Stored items:
+---+

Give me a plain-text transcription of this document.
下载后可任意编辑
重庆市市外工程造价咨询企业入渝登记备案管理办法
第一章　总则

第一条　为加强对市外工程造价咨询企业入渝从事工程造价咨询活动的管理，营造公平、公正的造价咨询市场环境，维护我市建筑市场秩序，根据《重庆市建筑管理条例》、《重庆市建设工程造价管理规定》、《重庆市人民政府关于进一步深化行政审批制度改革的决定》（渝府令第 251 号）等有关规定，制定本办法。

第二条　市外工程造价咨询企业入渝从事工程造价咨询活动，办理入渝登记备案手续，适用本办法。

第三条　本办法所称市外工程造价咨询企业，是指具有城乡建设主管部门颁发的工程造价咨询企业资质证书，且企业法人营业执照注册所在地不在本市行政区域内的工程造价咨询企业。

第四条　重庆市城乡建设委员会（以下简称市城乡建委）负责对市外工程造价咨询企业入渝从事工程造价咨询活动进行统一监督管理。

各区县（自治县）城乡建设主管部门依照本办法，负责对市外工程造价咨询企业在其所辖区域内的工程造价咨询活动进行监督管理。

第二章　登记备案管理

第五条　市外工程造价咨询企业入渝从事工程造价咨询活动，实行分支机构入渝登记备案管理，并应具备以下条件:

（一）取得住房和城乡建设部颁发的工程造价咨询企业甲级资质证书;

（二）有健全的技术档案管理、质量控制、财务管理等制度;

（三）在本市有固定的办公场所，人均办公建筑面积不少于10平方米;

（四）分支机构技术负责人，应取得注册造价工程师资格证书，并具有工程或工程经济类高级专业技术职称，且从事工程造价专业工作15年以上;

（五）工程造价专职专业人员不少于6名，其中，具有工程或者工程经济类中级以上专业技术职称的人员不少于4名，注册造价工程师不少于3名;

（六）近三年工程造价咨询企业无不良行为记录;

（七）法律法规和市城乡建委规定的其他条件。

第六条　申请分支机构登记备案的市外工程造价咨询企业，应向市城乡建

+---+

- Objective
The listing above must be transcribed exactly, line by line.

- Answer to this exercise
Give me a plain-text transcription of this document.
下载后可任意编辑
重庆市市外工程造价咨询企业入渝登记备案管理办法
第一章　总则

第一条　为加强对市外工程造价咨询企业入渝从事工程造价咨询活动的管理，营造公平、公正的造价咨询市场环境，维护我市建筑市场秩序，根据《重庆市建筑管理条例》、《重庆市建设工程造价管理规定》、《重庆市人民政府关于进一步深化行政审批制度改革的决定》（渝府令第 251 号）等有关规定，制定本办法。

第二条　市外工程造价咨询企业入渝从事工程造价咨询活动，办理入渝登记备案手续，适用本办法。

第三条　本办法所称市外工程造价咨询企业，是指具有城乡建设主管部门颁发的工程造价咨询企业资质证书，且企业法人营业执照注册所在地不在本市行政区域内的工程造价咨询企业。

第四条　重庆市城乡建设委员会（以下简称市城乡建委）负责对市外工程造价咨询企业入渝从事工程造价咨询活动进行统一监督管理。

各区县（自治县）城乡建设主管部门依照本办法，负责对市外工程造价咨询企业在其所辖区域内的工程造价咨询活动进行监督管理。

第二章　登记备案管理

第五条　市外工程造价咨询企业入渝从事工程造价咨询活动，实行分支机构入渝登记备案管理，并应具备以下条件:

（一）取得住房和城乡建设部颁发的工程造价咨询企业甲级资质证书;

（二）有健全的技术档案管理、质量控制、财务管理等制度;

（三）在本市有固定的办公场所，人均办公建筑面积不少于10平方米;

（四）分支机构技术负责人，应取得注册造价工程师资格证书，并具有工程或工程经济类高级专业技术职称，且从事工程造价专业工作15年以上;

（五）工程造价专职专业人员不少于6名，其中，具有工程或者工程经济类中级以上专业技术职称的人员不少于4名，注册造价工程师不少于3名;

（六）近三年工程造价咨询企业无不良行为记录;

（七）法律法规和市城乡建委规定的其他条件。

第六条　申请分支机构登记备案的市外工程造价咨询企业，应向市城乡建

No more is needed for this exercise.